State only the number of lines that contain the string "MERIS".

━━━━━━━━━━

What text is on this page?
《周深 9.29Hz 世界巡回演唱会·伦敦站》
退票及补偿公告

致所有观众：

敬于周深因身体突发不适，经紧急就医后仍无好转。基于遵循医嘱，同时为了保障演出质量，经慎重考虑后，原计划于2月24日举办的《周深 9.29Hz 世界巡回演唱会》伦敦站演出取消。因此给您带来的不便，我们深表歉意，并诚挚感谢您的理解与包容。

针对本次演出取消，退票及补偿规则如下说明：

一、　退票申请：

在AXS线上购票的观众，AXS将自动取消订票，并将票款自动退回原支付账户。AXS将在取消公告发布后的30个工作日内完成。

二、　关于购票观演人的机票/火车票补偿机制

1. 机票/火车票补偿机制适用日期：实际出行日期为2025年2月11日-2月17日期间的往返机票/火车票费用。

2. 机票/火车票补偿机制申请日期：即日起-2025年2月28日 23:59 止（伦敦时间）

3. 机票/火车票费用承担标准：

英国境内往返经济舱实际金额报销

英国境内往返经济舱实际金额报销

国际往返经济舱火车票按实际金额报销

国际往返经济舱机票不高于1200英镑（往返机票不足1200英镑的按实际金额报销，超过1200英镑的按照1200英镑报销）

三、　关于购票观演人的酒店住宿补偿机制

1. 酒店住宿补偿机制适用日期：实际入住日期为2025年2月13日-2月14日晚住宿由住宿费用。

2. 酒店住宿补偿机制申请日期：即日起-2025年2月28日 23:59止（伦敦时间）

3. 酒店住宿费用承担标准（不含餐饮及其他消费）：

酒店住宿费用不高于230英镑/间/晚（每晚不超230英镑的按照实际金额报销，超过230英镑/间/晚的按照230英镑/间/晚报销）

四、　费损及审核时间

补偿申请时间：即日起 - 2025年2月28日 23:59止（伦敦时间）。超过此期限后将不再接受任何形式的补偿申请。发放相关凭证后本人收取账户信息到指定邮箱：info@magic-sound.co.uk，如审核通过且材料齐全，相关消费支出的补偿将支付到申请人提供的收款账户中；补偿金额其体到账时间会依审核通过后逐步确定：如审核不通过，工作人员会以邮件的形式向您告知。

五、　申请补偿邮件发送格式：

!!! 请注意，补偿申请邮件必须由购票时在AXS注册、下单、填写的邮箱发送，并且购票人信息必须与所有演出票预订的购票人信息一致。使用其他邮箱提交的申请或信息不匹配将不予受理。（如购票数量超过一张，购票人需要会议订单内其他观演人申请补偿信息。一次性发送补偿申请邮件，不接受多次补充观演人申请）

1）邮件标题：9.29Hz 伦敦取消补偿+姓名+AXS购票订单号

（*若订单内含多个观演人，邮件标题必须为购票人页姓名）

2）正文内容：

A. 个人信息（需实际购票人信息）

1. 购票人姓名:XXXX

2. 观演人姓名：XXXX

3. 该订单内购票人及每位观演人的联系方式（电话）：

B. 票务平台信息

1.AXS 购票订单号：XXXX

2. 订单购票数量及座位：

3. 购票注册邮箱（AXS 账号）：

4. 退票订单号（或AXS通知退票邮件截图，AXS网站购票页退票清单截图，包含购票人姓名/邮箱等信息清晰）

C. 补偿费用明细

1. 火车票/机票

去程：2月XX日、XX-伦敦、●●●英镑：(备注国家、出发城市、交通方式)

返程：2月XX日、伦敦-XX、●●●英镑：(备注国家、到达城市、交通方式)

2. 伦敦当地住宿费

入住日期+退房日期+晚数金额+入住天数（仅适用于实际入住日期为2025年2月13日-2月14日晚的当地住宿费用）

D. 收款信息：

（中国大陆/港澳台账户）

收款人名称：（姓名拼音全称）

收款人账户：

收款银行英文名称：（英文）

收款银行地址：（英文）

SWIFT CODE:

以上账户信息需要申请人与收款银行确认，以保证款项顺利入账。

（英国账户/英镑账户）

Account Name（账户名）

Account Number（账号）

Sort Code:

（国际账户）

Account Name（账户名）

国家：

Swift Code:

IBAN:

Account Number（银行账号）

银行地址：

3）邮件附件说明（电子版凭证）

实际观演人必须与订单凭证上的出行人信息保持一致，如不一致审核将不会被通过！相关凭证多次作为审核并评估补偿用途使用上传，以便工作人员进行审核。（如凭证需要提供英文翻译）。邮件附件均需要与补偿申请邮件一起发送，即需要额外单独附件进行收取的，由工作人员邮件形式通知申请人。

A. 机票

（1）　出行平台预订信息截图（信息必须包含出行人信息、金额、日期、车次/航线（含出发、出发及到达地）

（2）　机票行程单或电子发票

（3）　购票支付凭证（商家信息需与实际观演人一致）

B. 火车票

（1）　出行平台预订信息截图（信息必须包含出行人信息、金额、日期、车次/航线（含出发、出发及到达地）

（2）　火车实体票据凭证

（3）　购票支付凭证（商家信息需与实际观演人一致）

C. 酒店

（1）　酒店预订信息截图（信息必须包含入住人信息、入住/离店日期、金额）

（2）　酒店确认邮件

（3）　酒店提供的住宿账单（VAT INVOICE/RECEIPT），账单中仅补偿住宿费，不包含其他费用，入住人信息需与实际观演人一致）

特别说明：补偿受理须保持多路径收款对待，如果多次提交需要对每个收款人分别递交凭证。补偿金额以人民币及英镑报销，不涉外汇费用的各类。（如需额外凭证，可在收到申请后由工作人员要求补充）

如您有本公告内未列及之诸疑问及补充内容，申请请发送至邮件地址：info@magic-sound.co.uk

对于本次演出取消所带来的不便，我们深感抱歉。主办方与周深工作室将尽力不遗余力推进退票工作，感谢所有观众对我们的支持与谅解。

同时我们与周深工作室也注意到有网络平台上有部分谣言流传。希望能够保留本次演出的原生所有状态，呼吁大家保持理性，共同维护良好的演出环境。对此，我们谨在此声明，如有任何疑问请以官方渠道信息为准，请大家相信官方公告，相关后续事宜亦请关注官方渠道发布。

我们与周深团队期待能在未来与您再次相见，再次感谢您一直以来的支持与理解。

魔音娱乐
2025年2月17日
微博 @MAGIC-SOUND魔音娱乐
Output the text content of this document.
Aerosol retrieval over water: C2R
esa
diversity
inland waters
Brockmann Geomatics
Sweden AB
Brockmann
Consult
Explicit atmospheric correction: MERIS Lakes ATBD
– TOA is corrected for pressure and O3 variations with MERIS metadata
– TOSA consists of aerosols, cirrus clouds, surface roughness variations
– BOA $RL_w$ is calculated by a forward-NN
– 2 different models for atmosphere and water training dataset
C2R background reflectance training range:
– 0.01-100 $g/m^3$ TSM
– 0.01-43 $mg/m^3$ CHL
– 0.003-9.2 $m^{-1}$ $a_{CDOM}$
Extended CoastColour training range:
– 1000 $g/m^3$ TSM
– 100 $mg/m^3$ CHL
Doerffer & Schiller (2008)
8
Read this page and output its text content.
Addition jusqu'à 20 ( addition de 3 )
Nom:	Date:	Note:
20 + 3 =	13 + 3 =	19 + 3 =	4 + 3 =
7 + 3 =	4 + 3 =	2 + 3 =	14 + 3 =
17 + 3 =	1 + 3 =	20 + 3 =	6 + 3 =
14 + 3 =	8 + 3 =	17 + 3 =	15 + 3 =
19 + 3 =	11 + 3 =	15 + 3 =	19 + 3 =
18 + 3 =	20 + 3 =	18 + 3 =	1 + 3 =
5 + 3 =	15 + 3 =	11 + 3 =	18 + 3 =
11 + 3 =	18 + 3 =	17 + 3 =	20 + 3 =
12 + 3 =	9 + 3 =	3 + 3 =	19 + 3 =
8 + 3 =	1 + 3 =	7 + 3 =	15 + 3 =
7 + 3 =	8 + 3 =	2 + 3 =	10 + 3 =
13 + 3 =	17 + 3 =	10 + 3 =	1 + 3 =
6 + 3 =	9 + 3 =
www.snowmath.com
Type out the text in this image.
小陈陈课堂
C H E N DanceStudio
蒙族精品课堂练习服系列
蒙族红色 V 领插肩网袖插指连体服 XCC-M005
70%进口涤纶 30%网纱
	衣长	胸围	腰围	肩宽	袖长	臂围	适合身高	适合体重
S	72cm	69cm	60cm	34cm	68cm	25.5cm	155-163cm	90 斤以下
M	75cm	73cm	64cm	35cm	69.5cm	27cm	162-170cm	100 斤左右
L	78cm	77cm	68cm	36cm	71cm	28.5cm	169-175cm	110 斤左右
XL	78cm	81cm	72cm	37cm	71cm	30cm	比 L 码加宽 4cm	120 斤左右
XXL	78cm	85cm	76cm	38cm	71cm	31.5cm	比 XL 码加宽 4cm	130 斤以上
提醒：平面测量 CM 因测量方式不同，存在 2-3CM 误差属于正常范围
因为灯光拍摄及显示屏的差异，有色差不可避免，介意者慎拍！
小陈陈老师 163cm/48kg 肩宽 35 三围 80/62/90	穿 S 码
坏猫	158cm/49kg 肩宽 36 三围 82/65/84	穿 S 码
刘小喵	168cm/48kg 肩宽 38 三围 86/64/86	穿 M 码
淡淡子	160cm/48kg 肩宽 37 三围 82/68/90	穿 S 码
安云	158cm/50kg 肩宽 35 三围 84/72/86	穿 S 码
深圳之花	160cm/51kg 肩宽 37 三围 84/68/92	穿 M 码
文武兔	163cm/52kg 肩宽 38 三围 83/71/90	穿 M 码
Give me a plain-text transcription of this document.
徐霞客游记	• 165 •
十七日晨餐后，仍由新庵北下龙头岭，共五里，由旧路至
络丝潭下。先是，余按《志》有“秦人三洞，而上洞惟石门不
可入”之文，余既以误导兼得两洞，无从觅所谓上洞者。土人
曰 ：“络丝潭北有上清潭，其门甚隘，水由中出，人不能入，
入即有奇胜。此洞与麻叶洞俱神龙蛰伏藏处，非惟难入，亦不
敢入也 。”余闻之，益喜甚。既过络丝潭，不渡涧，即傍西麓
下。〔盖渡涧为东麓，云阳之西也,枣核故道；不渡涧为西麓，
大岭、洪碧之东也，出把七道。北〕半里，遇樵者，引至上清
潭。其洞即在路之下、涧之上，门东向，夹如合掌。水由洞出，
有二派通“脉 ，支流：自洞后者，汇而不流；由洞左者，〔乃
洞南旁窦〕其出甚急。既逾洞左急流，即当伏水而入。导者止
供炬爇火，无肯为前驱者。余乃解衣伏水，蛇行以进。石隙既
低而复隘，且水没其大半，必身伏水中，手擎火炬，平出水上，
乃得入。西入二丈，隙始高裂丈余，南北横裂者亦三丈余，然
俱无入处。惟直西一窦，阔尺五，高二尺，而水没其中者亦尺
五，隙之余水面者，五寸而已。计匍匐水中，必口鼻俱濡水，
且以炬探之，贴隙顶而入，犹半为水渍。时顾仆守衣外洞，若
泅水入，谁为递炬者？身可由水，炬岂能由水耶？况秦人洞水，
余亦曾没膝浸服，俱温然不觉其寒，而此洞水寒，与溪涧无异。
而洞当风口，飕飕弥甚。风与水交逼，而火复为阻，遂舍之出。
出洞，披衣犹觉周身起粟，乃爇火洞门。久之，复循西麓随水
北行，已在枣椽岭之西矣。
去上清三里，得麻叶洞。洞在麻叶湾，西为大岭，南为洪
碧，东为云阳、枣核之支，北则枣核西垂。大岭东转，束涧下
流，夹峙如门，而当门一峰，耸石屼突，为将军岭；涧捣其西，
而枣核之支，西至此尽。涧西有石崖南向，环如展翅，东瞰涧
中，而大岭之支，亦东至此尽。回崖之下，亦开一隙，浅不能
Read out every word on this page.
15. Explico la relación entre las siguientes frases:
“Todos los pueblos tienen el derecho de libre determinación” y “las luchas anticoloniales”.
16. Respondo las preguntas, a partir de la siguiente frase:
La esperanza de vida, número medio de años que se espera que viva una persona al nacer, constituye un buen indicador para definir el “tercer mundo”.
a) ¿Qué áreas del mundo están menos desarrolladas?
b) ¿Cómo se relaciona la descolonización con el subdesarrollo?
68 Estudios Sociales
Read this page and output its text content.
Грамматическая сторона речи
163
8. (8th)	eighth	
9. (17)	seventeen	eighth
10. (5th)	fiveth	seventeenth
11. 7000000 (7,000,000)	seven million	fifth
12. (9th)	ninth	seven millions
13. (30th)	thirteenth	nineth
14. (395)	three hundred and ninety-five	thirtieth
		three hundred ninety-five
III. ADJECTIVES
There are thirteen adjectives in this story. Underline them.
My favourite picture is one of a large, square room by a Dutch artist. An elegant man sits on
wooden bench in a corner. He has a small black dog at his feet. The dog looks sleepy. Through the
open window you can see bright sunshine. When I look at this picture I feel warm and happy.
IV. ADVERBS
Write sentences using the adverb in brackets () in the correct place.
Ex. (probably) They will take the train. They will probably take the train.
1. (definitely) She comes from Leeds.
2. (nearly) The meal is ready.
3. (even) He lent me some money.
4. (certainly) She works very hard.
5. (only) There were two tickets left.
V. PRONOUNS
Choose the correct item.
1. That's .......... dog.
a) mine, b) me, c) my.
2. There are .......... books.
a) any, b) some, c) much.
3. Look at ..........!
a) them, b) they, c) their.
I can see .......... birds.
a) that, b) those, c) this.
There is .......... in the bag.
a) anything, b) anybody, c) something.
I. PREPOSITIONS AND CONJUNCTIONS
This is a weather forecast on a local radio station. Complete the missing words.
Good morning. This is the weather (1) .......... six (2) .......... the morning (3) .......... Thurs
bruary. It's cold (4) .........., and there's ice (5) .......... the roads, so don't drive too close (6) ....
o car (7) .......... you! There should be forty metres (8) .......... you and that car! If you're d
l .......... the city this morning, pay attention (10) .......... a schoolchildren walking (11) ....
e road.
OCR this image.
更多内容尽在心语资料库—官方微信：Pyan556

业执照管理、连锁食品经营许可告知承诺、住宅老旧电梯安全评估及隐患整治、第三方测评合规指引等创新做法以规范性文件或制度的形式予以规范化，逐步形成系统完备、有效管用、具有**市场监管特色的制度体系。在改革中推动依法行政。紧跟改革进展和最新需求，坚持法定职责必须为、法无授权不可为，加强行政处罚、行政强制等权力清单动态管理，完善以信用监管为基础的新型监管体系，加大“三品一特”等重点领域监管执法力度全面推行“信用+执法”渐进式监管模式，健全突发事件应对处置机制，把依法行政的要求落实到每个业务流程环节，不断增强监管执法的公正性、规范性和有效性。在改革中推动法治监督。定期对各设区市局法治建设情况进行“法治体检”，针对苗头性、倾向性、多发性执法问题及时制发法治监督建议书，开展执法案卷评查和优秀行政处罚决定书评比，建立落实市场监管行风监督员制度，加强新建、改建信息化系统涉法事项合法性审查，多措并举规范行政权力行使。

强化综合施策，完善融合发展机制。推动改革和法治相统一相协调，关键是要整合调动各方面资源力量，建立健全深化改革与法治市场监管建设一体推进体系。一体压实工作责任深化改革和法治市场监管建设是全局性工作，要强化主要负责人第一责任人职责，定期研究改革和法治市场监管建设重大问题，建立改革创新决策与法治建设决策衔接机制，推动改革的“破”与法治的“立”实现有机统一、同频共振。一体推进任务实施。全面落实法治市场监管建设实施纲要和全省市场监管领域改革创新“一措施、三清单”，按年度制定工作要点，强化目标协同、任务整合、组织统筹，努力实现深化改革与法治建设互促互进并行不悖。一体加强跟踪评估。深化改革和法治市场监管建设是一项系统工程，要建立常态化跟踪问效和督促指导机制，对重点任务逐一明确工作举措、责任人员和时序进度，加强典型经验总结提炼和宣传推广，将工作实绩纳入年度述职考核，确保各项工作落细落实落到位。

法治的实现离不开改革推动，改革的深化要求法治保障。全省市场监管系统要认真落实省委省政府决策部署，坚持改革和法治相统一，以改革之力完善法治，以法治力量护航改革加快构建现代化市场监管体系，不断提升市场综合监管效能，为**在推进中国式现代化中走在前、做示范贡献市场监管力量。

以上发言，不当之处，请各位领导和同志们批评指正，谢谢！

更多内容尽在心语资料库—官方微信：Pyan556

━━━━━━━━━━

* Right answer: 2